EXERCICES PROPOSÉS
1 > Dans la présentation du roman, pourquoi le mari de l'appartement d'en face soulève-t-il le capot de sa voiture en rentrant du travail ?
2 > Prolongez la présentation du roman en poursuivant l'extrait après sa dernière phrase.

PASSAGE DU DOCUMENT
━━━━━━━━

Le voyage vers l'enfant
L'ENFANT ET LE VIEIL HOMME
Troisième roman de Vonne van der Meer en traduction française (éditions Héloïse d’Ormesson). Non pas le dernier volet de la trilogie de l’île frisonne – ça viendra peut-être –, mais une histoire dérangeante qui nous emmène sur les traces de Julia, femme prête à tout pour adopter un enfant.
LE MOT DE L’EDITEUR
Quand Julia aperçoit un siège enfant sur une bicyclette, son désir de maternité s’affirme et elle rêve d’un bébé avec Max, son mari. Or le couple ne peut pas avoir d’enfant. Dans l’espoir d’adopter, ils décident alors de partir au Pérou, où ils iront de surprises en défaites. Et rencontreront Pablo qui, loin d’être le nourrisson tant espéré, changera leur vie à jamais.
Vonne van der Meer nous éblouit par son écriture limpide qui cerne les craquelures du quotidien. Son histoire forte et juste déborde d’émotions.
EXTRAIT
Dans l’appartement d’en face, la femme était en train d’entreposer sur son balcon les gâteaux qu’elle venait de cuire. Bientôt, quand le soir tomberait, son mari rentrerait du travail, garant sa voiture au coin de la rue avant d’en soulever le capot. Il ne se mettrait pas, à l’inverse de ce que Julia avait cru la première fois, à bricoler son moteur mais étendrait dessus une bâche. Sur cette bâche, il poserait les gâteaux préparés par sa femme ; dans le coffre grand ouvert, il entreposerait des boîtes de biscuits. Si la vente ne marchait pas bien, ils mettraient tout dans la voiture et tenteraient leur chance une ou deux rues plus loin. La femme allongerait son bébé sur la banquette arrière pour qu’il dorme et ne rentrerait que lorsqu’elle aurait vendu tous les gâteaux.

━━━━━━━━

EXTRAITS DE DONNÉES
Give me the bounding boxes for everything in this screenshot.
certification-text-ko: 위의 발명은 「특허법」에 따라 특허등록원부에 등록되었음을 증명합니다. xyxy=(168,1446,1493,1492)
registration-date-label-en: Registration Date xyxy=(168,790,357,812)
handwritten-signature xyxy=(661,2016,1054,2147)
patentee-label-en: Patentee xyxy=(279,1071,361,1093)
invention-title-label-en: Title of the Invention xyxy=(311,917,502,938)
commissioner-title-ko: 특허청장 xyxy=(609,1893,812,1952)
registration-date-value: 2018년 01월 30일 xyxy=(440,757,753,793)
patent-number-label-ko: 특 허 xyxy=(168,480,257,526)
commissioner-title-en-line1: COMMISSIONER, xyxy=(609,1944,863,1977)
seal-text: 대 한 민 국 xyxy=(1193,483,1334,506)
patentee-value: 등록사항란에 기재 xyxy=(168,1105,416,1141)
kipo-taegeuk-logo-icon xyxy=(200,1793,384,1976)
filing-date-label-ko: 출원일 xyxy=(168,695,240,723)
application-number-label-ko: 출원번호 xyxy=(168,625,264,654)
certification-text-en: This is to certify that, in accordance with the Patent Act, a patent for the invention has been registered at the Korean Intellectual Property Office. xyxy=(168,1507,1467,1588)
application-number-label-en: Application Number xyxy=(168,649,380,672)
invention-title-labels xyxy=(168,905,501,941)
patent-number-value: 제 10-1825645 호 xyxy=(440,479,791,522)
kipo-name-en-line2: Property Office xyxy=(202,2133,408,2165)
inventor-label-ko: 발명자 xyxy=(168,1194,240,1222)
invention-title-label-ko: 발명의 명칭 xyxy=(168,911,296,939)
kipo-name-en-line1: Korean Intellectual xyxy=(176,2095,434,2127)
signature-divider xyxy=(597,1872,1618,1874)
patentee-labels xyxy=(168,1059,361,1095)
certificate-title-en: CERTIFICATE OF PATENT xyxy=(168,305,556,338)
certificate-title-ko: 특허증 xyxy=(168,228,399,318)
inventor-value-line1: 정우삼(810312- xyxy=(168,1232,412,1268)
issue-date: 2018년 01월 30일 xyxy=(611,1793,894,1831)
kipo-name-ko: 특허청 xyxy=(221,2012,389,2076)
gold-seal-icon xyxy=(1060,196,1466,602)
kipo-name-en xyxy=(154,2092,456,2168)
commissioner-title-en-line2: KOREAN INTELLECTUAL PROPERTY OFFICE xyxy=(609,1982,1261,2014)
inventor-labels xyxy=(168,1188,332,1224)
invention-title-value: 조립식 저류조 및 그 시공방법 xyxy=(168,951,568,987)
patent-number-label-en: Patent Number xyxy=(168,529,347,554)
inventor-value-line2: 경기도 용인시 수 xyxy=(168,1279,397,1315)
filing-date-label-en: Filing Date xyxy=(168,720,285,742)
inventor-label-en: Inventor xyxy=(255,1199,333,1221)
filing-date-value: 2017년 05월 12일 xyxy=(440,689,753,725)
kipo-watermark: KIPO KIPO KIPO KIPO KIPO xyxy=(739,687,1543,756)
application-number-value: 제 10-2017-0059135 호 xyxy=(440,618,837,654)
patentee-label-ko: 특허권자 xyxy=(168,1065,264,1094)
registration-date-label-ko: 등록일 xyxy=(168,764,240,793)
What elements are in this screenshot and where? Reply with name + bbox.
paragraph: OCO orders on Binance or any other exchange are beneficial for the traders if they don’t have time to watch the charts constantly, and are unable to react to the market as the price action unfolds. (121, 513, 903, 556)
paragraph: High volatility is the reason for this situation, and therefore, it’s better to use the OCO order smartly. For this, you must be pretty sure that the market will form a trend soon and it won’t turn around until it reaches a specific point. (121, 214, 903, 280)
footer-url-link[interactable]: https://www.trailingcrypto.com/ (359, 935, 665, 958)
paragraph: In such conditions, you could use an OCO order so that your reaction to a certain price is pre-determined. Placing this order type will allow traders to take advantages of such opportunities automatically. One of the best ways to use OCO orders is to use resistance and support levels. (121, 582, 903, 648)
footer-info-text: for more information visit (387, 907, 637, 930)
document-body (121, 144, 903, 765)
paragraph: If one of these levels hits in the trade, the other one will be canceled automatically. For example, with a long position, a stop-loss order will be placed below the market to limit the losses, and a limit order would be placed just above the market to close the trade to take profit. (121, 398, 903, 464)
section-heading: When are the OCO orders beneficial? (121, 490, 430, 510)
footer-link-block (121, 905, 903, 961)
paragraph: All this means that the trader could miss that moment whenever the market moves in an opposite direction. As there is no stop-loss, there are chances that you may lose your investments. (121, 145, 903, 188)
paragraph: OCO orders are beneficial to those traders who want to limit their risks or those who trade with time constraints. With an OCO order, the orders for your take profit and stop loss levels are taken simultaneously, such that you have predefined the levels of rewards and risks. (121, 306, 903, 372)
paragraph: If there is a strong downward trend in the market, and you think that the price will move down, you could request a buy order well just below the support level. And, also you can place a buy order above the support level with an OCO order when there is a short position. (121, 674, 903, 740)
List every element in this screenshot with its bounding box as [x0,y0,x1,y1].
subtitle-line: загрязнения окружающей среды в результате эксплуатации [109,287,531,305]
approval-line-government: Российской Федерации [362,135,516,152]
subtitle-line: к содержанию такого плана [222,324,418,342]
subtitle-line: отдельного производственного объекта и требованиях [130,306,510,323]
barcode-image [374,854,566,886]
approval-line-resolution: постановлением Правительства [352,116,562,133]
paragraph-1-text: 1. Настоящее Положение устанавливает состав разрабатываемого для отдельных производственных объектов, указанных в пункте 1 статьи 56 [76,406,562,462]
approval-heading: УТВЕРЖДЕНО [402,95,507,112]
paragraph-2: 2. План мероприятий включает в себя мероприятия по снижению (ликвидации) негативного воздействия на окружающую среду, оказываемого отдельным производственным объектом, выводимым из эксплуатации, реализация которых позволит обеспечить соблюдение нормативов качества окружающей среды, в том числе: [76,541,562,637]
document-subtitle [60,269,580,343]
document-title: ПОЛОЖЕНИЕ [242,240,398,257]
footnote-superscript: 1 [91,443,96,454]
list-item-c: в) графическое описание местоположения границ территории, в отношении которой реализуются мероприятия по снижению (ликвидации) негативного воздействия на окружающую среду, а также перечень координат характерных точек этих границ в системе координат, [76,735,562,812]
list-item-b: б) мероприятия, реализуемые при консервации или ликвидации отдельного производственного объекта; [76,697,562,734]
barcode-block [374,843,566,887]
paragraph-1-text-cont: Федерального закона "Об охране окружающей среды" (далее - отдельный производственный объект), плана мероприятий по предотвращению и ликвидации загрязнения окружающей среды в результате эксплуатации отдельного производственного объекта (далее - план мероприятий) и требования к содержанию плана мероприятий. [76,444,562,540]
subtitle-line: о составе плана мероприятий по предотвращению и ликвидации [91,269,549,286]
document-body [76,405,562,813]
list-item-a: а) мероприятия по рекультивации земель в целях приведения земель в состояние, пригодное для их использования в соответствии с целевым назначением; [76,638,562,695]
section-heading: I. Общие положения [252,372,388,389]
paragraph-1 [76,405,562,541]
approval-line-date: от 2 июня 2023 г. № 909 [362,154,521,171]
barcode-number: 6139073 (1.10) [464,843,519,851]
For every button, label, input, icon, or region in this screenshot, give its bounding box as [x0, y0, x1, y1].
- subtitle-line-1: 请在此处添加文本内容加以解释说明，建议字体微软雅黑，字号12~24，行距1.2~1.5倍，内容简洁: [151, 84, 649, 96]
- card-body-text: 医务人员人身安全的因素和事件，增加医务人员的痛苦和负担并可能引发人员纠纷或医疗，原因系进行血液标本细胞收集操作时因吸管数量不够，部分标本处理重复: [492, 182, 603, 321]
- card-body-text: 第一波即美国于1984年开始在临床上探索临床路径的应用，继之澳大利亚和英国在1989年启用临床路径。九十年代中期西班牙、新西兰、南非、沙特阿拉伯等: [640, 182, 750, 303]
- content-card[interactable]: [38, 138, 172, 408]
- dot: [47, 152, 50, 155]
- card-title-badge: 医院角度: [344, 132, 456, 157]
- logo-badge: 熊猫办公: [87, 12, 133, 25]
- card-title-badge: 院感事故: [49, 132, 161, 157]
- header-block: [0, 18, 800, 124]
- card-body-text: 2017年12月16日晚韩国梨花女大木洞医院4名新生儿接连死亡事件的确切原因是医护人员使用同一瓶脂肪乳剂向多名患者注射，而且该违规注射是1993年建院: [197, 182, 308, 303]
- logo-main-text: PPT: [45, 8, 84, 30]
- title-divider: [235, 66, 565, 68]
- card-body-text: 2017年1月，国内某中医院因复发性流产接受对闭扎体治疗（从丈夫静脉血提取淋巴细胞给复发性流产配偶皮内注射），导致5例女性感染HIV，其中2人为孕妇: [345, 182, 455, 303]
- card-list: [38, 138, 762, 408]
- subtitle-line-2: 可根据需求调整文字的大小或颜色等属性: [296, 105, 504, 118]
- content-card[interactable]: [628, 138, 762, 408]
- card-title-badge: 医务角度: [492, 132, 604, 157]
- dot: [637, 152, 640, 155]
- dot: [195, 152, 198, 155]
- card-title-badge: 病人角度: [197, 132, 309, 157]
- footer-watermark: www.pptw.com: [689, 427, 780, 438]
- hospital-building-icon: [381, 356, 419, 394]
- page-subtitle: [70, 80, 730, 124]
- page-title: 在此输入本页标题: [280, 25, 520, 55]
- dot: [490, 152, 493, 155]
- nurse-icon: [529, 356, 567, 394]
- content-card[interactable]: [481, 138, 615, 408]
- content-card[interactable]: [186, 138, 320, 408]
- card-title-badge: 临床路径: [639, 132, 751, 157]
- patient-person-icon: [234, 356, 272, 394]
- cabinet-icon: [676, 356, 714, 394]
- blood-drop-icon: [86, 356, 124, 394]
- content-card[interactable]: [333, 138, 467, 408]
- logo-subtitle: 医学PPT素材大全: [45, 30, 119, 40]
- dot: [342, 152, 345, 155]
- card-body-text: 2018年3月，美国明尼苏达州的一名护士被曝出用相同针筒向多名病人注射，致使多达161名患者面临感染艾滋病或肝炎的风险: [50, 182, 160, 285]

━━━━━━━━

LES RÉSULTATS
1 > Il ne soulève pas le capot pour bricoler son moteur, contrairement à ce que Julia avait cru la première fois. Il veut étendre une bâche dessus et y poser les gâteaux préparés par sa femme pour les vendre dans la rue.

2 >
Elle empaqueta son bébé dans une pièce de tissu aux rayures vives, plus ou moins semblable à celle que Julia avait achetée à Puno. Elle fredonna la chanson qu’elle chantait toujours pour son enfant. À chaque fois, Julia captait quelques paroles : Es tu risa en tus ojos, la luz del mundo… Tu risa me hace libre…
Julia sortit son morceau d’étoffe de l’armoire et l’étendit sur le lit. Elle roula quelques vêtements dans une serviette qu’elle posa sur le tissu. Elle s’était entrainée jusqu’à parvenir à le jeter sur son dos en un mouvement fluide. À plusieurs reprises, ayant songé que son enfant ne serait peut-être pas un bébé, elle avait alourdi le paquet avec un oreiller, ses chaussures de marche et un dictionnaire.
Cette fois, le paquet était tellement léger qu’elle le sentait à peine dans son dos. Elle s’endormit avec lui. C’est bien plus tard – il faisait déjà nuit dehors –, alors qu’elle s’avançait vers le lavabo, quelques petites culottes à la main, qu’elle remarqua dans le miroir qu’elle le portait toujours.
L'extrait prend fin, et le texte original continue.